Requirement → Check every line of the entries for "this", and copy the lines that hold it.

Given information →
--------------------
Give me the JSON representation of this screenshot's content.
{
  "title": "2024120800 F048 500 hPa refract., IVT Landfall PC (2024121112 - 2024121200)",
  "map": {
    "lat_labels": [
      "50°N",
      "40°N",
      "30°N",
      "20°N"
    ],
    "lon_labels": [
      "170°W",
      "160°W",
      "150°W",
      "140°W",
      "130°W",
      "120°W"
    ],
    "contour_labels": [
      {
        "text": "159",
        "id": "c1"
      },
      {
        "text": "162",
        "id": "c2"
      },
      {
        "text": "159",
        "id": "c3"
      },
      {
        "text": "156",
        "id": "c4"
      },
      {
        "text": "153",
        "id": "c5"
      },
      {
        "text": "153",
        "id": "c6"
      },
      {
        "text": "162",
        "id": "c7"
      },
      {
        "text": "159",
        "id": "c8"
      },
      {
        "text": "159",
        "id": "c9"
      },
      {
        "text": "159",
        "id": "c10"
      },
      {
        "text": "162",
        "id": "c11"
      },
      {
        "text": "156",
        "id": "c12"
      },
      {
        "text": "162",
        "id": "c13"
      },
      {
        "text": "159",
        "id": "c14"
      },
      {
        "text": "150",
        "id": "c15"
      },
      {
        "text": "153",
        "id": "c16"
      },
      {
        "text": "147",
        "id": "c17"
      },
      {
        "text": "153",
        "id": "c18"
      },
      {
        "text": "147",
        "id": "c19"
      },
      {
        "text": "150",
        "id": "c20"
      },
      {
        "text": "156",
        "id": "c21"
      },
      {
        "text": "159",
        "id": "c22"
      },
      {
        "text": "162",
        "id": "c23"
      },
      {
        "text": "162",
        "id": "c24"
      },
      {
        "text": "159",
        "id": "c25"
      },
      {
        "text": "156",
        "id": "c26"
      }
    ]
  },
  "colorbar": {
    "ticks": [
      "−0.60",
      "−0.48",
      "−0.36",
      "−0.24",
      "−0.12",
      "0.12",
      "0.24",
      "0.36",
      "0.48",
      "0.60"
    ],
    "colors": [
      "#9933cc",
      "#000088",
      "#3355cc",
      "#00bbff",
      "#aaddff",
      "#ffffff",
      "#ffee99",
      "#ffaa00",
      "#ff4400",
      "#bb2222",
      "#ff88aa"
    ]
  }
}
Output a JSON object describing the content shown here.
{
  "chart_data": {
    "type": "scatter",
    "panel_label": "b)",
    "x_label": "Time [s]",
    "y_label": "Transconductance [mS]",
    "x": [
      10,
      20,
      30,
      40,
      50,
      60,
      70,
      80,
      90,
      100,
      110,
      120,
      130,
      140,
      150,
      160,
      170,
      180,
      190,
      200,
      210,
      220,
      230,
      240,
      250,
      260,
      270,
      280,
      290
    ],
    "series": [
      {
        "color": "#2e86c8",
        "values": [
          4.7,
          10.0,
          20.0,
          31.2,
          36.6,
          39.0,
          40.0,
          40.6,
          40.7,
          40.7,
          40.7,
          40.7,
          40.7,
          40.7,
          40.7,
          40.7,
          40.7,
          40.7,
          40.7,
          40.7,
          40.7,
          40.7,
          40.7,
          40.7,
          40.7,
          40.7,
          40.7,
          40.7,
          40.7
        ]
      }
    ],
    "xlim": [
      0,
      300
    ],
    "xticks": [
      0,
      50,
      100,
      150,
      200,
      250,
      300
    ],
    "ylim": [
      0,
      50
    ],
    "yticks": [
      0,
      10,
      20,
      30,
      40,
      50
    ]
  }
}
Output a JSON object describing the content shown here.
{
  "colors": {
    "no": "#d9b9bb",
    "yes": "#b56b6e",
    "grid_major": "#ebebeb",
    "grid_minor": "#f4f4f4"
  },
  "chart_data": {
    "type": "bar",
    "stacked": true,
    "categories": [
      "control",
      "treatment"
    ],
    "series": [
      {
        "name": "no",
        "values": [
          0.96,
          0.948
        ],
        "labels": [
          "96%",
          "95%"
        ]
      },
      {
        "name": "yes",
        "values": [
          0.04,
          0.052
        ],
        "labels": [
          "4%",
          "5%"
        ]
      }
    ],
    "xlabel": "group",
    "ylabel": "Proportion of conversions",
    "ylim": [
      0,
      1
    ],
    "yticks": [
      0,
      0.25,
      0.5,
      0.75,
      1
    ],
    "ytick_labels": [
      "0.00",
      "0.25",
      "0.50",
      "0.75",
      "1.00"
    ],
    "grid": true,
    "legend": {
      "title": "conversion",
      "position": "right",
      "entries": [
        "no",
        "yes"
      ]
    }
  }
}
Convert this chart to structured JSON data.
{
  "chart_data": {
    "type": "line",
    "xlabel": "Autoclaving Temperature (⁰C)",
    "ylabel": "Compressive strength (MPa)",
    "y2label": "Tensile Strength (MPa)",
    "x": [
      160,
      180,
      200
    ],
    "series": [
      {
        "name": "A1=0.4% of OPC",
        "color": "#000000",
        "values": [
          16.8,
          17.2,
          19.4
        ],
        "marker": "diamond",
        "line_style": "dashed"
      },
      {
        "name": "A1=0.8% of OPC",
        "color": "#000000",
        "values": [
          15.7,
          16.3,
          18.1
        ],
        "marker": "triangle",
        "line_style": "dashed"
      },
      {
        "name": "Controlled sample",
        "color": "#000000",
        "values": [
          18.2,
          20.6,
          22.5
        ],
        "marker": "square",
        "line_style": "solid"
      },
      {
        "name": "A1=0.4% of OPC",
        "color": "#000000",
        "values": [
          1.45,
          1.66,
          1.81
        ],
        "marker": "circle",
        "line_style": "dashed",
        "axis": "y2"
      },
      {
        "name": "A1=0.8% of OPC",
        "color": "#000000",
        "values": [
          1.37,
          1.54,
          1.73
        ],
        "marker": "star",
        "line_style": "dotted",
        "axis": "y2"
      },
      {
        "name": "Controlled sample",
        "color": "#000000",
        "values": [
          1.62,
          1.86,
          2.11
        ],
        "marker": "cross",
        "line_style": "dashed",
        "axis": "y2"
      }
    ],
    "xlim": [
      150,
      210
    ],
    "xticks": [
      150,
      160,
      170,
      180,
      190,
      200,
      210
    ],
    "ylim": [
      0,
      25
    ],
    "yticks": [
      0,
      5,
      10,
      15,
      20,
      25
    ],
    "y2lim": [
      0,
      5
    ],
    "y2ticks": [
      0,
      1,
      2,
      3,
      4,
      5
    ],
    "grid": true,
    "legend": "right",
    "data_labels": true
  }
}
--------------------
Task solution →
Give me the JSON representation of this screenshot's content.
Convert this chart to structured JSON data.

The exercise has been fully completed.